[Extracted records]
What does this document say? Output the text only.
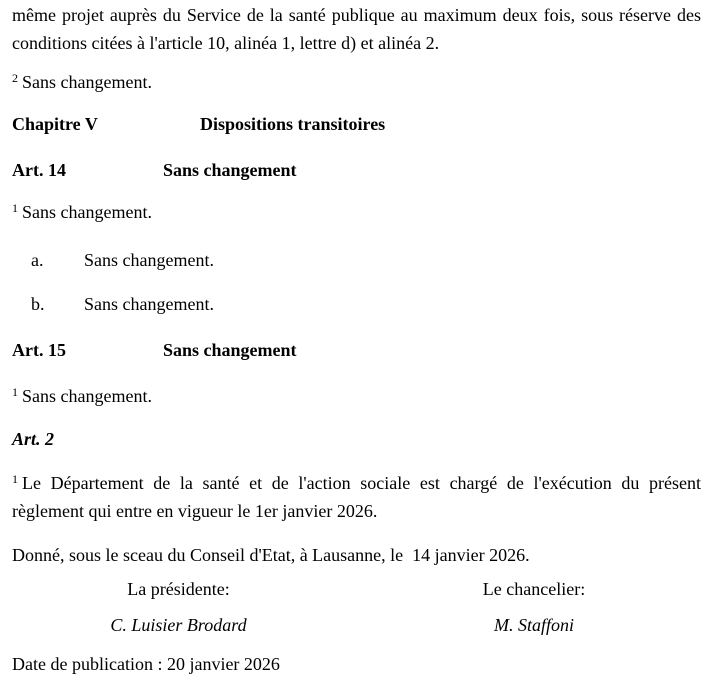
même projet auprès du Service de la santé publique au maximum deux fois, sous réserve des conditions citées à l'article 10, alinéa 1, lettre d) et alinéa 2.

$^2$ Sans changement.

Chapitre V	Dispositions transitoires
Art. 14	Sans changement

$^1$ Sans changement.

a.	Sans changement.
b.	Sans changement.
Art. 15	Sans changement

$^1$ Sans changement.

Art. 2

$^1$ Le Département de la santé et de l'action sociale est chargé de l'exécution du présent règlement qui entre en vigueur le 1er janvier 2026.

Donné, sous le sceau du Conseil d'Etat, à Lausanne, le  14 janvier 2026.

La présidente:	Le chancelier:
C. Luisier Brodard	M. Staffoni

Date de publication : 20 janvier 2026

▶ _Instructions to follow_: Among the entries above, how many lines hold the word "sous"? Reply with only that number.

▶ _Written answer_: 2